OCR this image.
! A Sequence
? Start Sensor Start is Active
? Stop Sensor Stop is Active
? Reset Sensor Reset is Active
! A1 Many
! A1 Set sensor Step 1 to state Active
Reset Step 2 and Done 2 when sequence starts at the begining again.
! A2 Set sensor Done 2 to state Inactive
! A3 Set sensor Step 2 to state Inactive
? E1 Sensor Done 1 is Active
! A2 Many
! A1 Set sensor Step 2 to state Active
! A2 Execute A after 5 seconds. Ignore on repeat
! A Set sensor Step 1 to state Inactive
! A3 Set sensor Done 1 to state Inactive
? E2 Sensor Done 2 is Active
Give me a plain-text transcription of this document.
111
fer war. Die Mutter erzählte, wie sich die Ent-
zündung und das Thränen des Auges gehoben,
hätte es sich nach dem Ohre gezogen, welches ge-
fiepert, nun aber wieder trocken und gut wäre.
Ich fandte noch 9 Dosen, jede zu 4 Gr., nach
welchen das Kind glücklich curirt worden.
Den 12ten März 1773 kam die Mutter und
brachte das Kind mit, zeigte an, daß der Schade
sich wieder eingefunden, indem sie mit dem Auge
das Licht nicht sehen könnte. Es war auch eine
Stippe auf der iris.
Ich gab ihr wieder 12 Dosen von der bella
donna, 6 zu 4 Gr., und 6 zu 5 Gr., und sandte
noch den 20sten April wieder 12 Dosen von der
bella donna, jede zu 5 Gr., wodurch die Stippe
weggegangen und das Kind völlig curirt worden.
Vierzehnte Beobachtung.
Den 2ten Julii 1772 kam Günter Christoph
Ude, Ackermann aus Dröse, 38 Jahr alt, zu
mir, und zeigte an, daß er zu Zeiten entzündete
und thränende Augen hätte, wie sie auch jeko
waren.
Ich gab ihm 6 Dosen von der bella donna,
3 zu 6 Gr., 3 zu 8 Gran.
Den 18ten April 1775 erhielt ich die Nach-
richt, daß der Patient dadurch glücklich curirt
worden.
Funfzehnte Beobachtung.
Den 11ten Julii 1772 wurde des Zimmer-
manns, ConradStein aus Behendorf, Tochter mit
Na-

■ ■ ■ ■ ■

### WRITTEN INSTRUCTION
Identify and copy the lines holding the word "sich".

### TASK SOLUTION
fer war. Die Mutter erzählte, wie sich die Ent-
hätte es sich nach dem Ohre gezogen, welches ge-
sich wieder eingefunden, indem sie mit dem Auge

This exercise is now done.